**Written request:** Copy out all the lines in the records that include the word "JSON".

-- Working data start --

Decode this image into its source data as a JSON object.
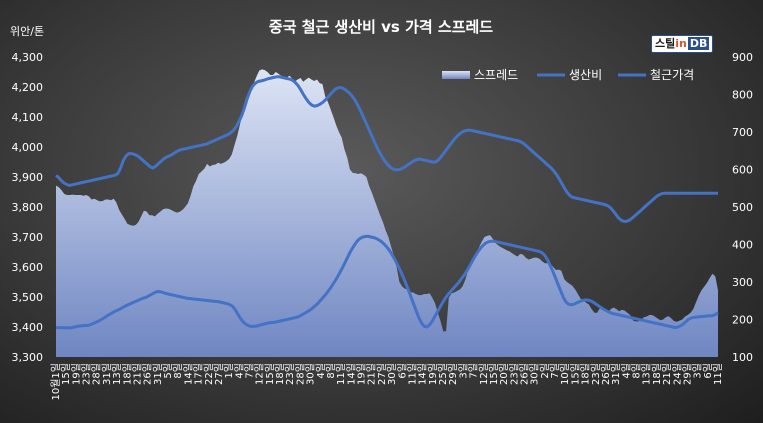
{
  "brand": {
    "name_ko": "스틸",
    "name_in": "in",
    "name_db": "DB"
  },
  "colors": {
    "spread_fill_top": "#dde4f4",
    "spread_fill_bottom": "#6f86c2",
    "line": "#4472c4"
  },
  "chart_data": {
    "type": "line",
    "title": "중국 철근 생산비 vs 가격 스프레드",
    "left_axis_label": "위안/톤",
    "left_ylim": [
      3300,
      4300
    ],
    "left_ticks": [
      "3,300",
      "3,400",
      "3,500",
      "3,600",
      "3,700",
      "3,800",
      "3,900",
      "4,000",
      "4,100",
      "4,200",
      "4,300"
    ],
    "right_ylim": [
      100,
      900
    ],
    "right_ticks": [
      "100",
      "200",
      "300",
      "400",
      "500",
      "600",
      "700",
      "800",
      "900"
    ],
    "legend_position": "top-right",
    "grid": false,
    "x_tick_labels": [
      "10월1일",
      "15일",
      "19일",
      "23일",
      "28일",
      "31일",
      "13일",
      "18일",
      "21일",
      "26일",
      "31일",
      "5일",
      "8일",
      "14일",
      "17일",
      "22일",
      "27일",
      "1일",
      "4일",
      "7일",
      "12일",
      "15일",
      "18일",
      "23일",
      "28일",
      "30일",
      "4일",
      "8일",
      "11일",
      "14일",
      "19일",
      "21일",
      "27일",
      "30일",
      "6일",
      "11일",
      "14일",
      "19일",
      "25일",
      "29일",
      "3일",
      "7일",
      "12일",
      "15일",
      "20일",
      "23일",
      "26일",
      "30일",
      "2일",
      "7일",
      "10일",
      "15일",
      "18일",
      "23일",
      "26일",
      "31일",
      "4일",
      "8일",
      "13일",
      "18일",
      "21일",
      "24일",
      "29일",
      "3일",
      "6일",
      "11일"
    ],
    "series": [
      {
        "name": "스프레드",
        "axis": "right",
        "style": "area",
        "values": [
          557,
          553,
          545,
          535,
          532,
          532,
          533,
          532,
          532,
          532,
          530,
          532,
          528,
          520,
          522,
          518,
          515,
          516,
          520,
          520,
          518,
          522,
          512,
          492,
          480,
          468,
          455,
          452,
          450,
          452,
          460,
          475,
          490,
          488,
          478,
          478,
          475,
          482,
          488,
          494,
          496,
          495,
          492,
          488,
          485,
          487,
          492,
          500,
          510,
          530,
          555,
          570,
          588,
          595,
          602,
          615,
          608,
          612,
          613,
          618,
          615,
          618,
          622,
          628,
          640,
          665,
          690,
          720,
          755,
          788,
          805,
          815,
          830,
          848,
          864,
          867,
          865,
          860,
          852,
          852,
          860,
          855,
          850,
          847,
          845,
          850,
          842,
          835,
          840,
          844,
          834,
          840,
          845,
          840,
          836,
          840,
          830,
          828,
          795,
          780,
          760,
          740,
          718,
          700,
          685,
          654,
          632,
          600,
          591,
          590,
          588,
          590,
          586,
          580,
          556,
          538,
          518,
          498,
          478,
          460,
          438,
          420,
          394,
          370,
          340,
          300,
          288,
          282,
          280,
          273,
          272,
          268,
          265,
          265,
          268,
          268,
          270,
          258,
          243,
          218,
          195,
          168,
          169,
          258,
          270,
          272,
          276,
          280,
          288,
          306,
          330,
          345,
          362,
          378,
          392,
          408,
          420,
          423,
          425,
          415,
          404,
          398,
          393,
          389,
          385,
          382,
          377,
          372,
          368,
          375,
          373,
          365,
          360,
          362,
          365,
          365,
          362,
          355,
          350,
          350,
          348,
          340,
          332,
          333,
          330,
          308,
          300,
          295,
          290,
          280,
          268,
          255,
          250,
          245,
          240,
          228,
          218,
          218,
          230,
          225,
          222,
          220,
          228,
          232,
          228,
          222,
          226,
          224,
          218,
          212,
          198,
          195,
          195,
          198,
          206,
          208,
          212,
          212,
          208,
          203,
          198,
          200,
          206,
          209,
          203,
          196,
          194,
          197,
          200,
          208,
          212,
          218,
          228,
          246,
          264,
          278,
          288,
          298,
          311,
          322,
          315,
          278
        ]
      },
      {
        "name": "생산비",
        "axis": "left",
        "style": "line",
        "values": [
          3398,
          3398,
          3398,
          3397,
          3397,
          3397,
          3398,
          3400,
          3402,
          3403,
          3404,
          3405,
          3405,
          3408,
          3412,
          3416,
          3420,
          3425,
          3430,
          3436,
          3442,
          3447,
          3452,
          3456,
          3460,
          3465,
          3470,
          3474,
          3478,
          3482,
          3486,
          3490,
          3494,
          3497,
          3500,
          3505,
          3510,
          3515,
          3518,
          3518,
          3515,
          3512,
          3510,
          3508,
          3506,
          3504,
          3502,
          3500,
          3498,
          3496,
          3495,
          3494,
          3493,
          3492,
          3491,
          3490,
          3489,
          3488,
          3487,
          3486,
          3485,
          3484,
          3482,
          3480,
          3478,
          3475,
          3470,
          3460,
          3445,
          3430,
          3418,
          3410,
          3405,
          3402,
          3402,
          3403,
          3405,
          3408,
          3410,
          3412,
          3414,
          3415,
          3416,
          3418,
          3420,
          3422,
          3424,
          3426,
          3428,
          3430,
          3432,
          3435,
          3440,
          3445,
          3450,
          3456,
          3462,
          3470,
          3478,
          3488,
          3498,
          3508,
          3520,
          3532,
          3546,
          3560,
          3576,
          3592,
          3610,
          3628,
          3646,
          3662,
          3676,
          3688,
          3696,
          3700,
          3702,
          3702,
          3700,
          3698,
          3695,
          3690,
          3684,
          3676,
          3666,
          3654,
          3640,
          3624,
          3606,
          3588,
          3568,
          3546,
          3524,
          3500,
          3476,
          3452,
          3430,
          3412,
          3402,
          3400,
          3408,
          3420,
          3436,
          3452,
          3468,
          3484,
          3498,
          3510,
          3520,
          3530,
          3540,
          3550,
          3562,
          3574,
          3588,
          3604,
          3620,
          3636,
          3650,
          3662,
          3672,
          3680,
          3684,
          3686,
          3686,
          3684,
          3682,
          3680,
          3678,
          3676,
          3674,
          3672,
          3670,
          3668,
          3666,
          3664,
          3662,
          3660,
          3658,
          3656,
          3654,
          3652,
          3648,
          3640,
          3626,
          3608,
          3588,
          3566,
          3544,
          3522,
          3500,
          3484,
          3476,
          3474,
          3476,
          3480,
          3484,
          3488,
          3490,
          3490,
          3488,
          3484,
          3478,
          3472,
          3466,
          3460,
          3455,
          3450,
          3447,
          3444,
          3442,
          3440,
          3438,
          3436,
          3434,
          3432,
          3430,
          3428,
          3426,
          3424,
          3422,
          3420,
          3418,
          3416,
          3414,
          3412,
          3410,
          3408,
          3406,
          3404,
          3402,
          3400,
          3398,
          3400,
          3404,
          3410,
          3418,
          3426,
          3430,
          3432,
          3433,
          3434,
          3435,
          3436,
          3437,
          3437,
          3438,
          3441,
          3448
        ]
      },
      {
        "name": "철근가격",
        "axis": "left",
        "style": "line",
        "values": [
          3905,
          3898,
          3888,
          3880,
          3875,
          3872,
          3874,
          3876,
          3878,
          3880,
          3882,
          3884,
          3886,
          3888,
          3890,
          3892,
          3894,
          3896,
          3898,
          3900,
          3902,
          3904,
          3906,
          3912,
          3930,
          3955,
          3970,
          3978,
          3978,
          3976,
          3972,
          3966,
          3958,
          3950,
          3942,
          3934,
          3930,
          3936,
          3944,
          3952,
          3960,
          3966,
          3970,
          3974,
          3980,
          3986,
          3990,
          3992,
          3994,
          3996,
          3998,
          4000,
          4002,
          4004,
          4006,
          4008,
          4010,
          4014,
          4018,
          4022,
          4026,
          4030,
          4034,
          4038,
          4042,
          4048,
          4056,
          4068,
          4085,
          4105,
          4130,
          4160,
          4185,
          4202,
          4212,
          4218,
          4220,
          4222,
          4225,
          4228,
          4230,
          4232,
          4234,
          4234,
          4232,
          4230,
          4228,
          4226,
          4222,
          4214,
          4204,
          4190,
          4174,
          4160,
          4148,
          4140,
          4136,
          4138,
          4142,
          4148,
          4156,
          4166,
          4176,
          4186,
          4194,
          4198,
          4198,
          4194,
          4188,
          4180,
          4170,
          4158,
          4142,
          4124,
          4104,
          4084,
          4064,
          4044,
          4024,
          4004,
          3986,
          3970,
          3956,
          3944,
          3934,
          3928,
          3924,
          3924,
          3926,
          3930,
          3936,
          3942,
          3948,
          3954,
          3958,
          3960,
          3958,
          3956,
          3954,
          3952,
          3950,
          3950,
          3956,
          3966,
          3978,
          3990,
          4002,
          4014,
          4026,
          4036,
          4044,
          4050,
          4054,
          4056,
          4056,
          4054,
          4052,
          4050,
          4048,
          4046,
          4044,
          4042,
          4040,
          4038,
          4036,
          4034,
          4032,
          4030,
          4028,
          4026,
          4024,
          4022,
          4020,
          4016,
          4010,
          4002,
          3994,
          3986,
          3978,
          3970,
          3962,
          3954,
          3946,
          3938,
          3930,
          3920,
          3908,
          3894,
          3878,
          3862,
          3848,
          3838,
          3832,
          3830,
          3828,
          3826,
          3824,
          3822,
          3820,
          3818,
          3816,
          3814,
          3812,
          3810,
          3808,
          3804,
          3798,
          3788,
          3776,
          3764,
          3756,
          3752,
          3752,
          3756,
          3762,
          3770,
          3778,
          3786,
          3794,
          3802,
          3810,
          3818,
          3826,
          3834,
          3840,
          3844,
          3846,
          3846,
          3846,
          3846,
          3846,
          3846,
          3846,
          3846,
          3846,
          3846,
          3846,
          3846,
          3846,
          3846,
          3846,
          3846,
          3846,
          3846,
          3846,
          3846,
          3846
        ]
      }
    ]
  }
}
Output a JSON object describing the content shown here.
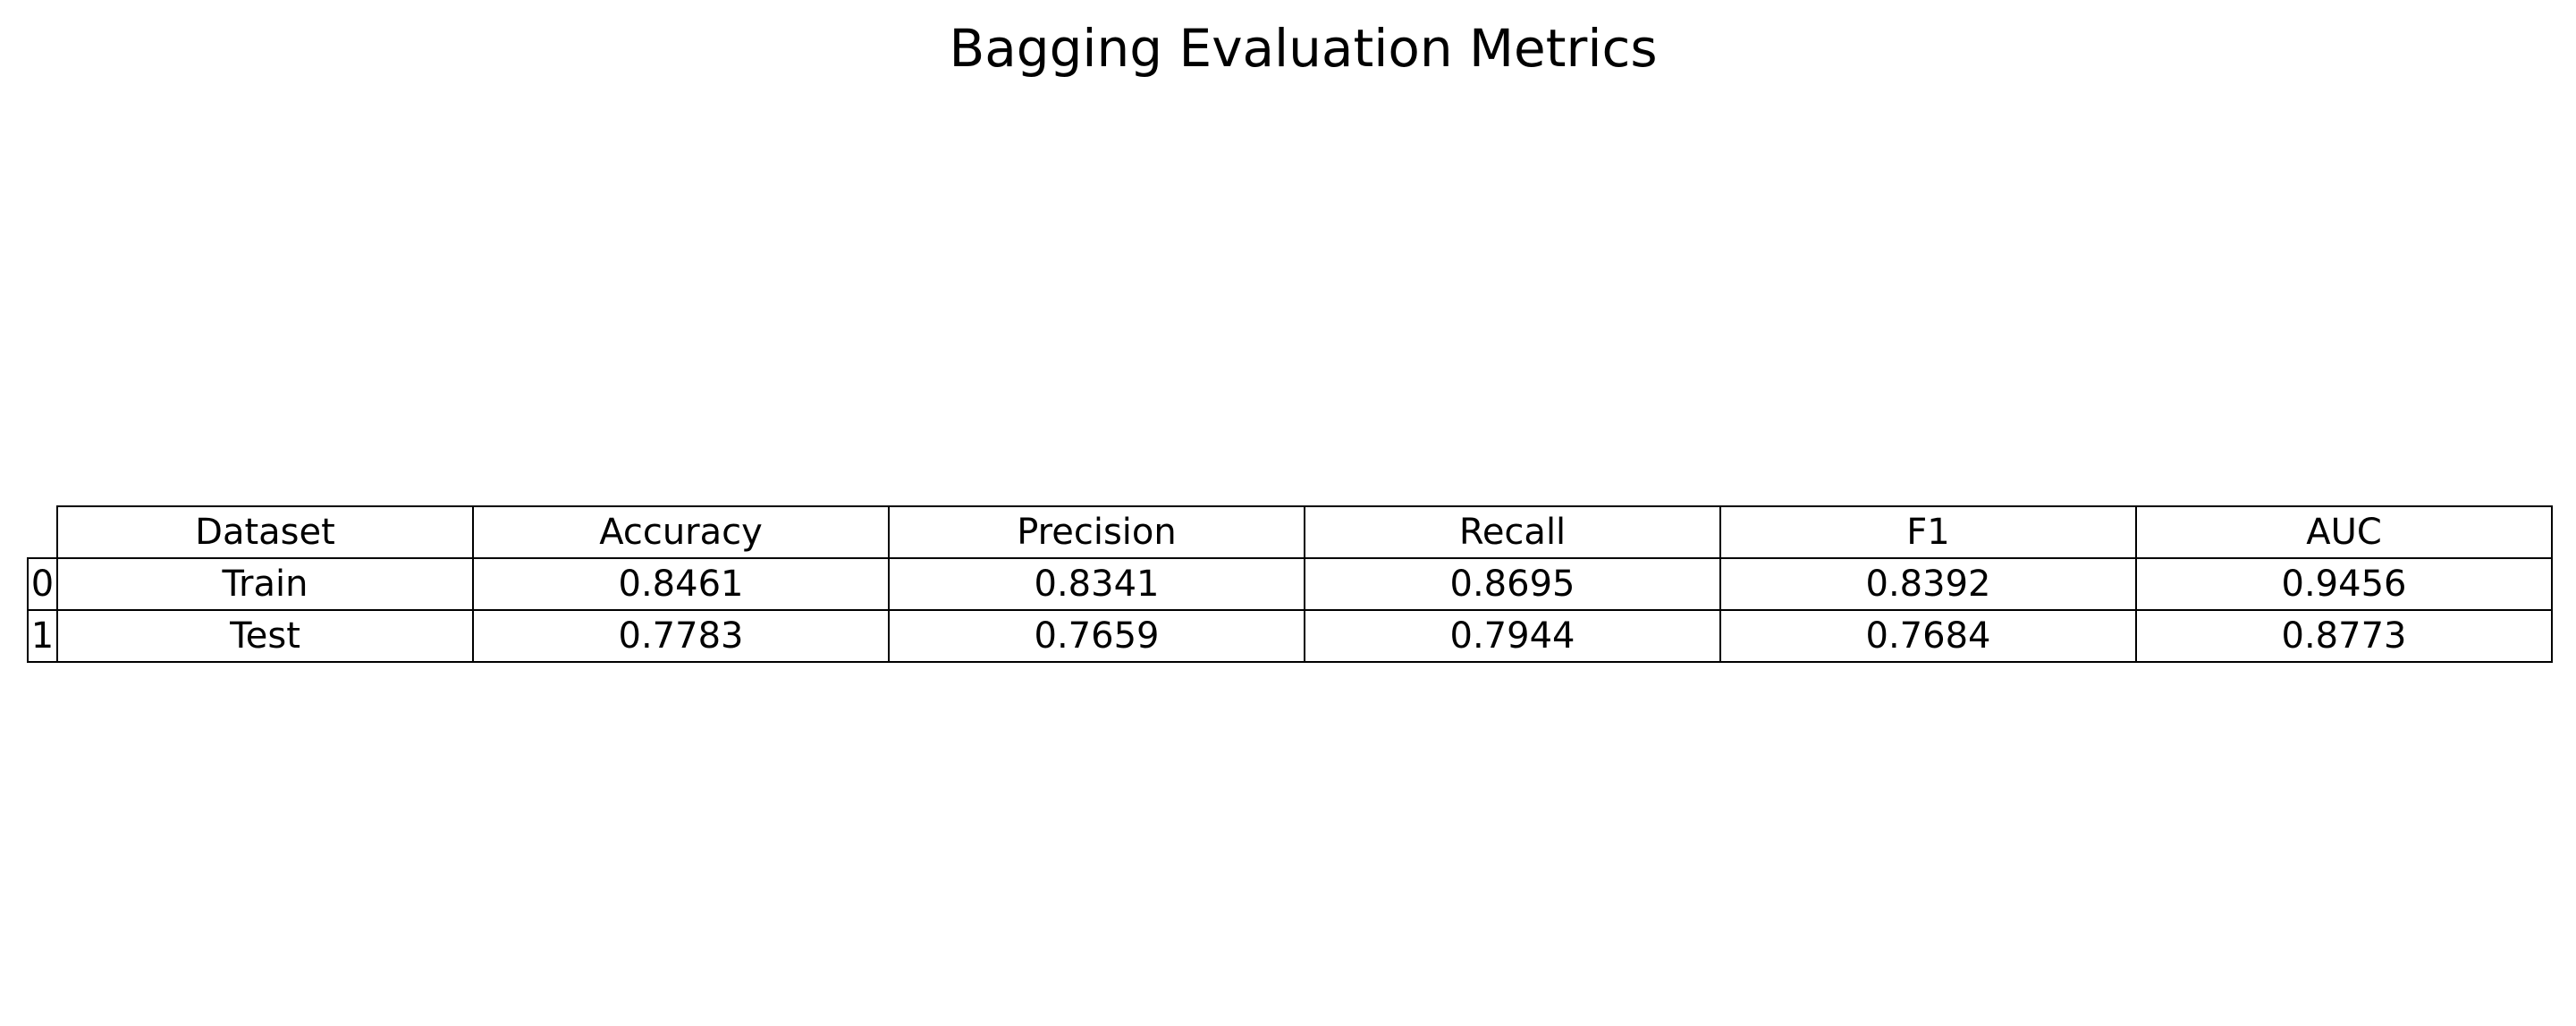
{
  "chart_data": {
    "type": "table",
    "title": "Bagging Evaluation Metrics",
    "columns": [
      "Dataset",
      "Accuracy",
      "Precision",
      "Recall",
      "F1",
      "AUC"
    ],
    "rows": [
      {
        "index": "0",
        "cells": [
          "Train",
          "0.8461",
          "0.8341",
          "0.8695",
          "0.8392",
          "0.9456"
        ]
      },
      {
        "index": "1",
        "cells": [
          "Test",
          "0.7783",
          "0.7659",
          "0.7944",
          "0.7684",
          "0.8773"
        ]
      }
    ]
  }
}
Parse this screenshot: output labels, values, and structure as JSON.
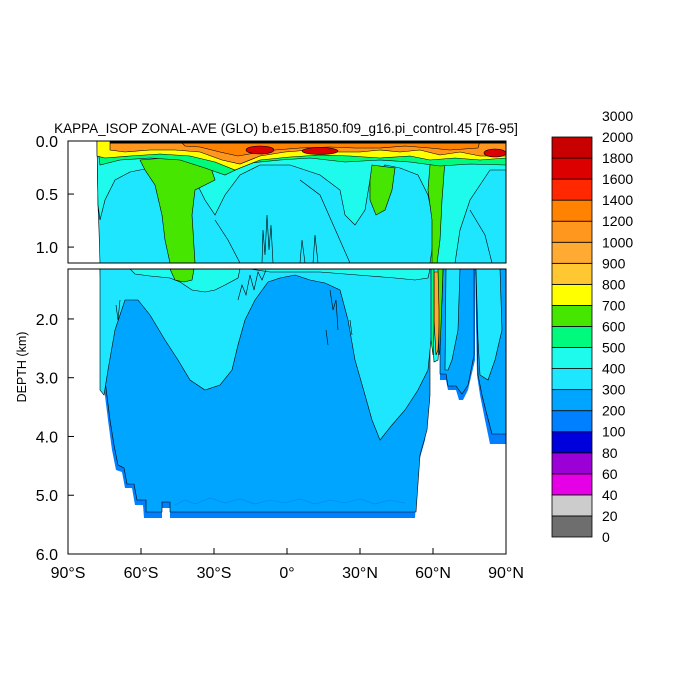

-- Working data end --

**Full solution:**
Decode this image into its source data as a JSON object.
Output a JSON object describing the content shown here.
Parse this screenshot: output labels, values, and structure as JSON.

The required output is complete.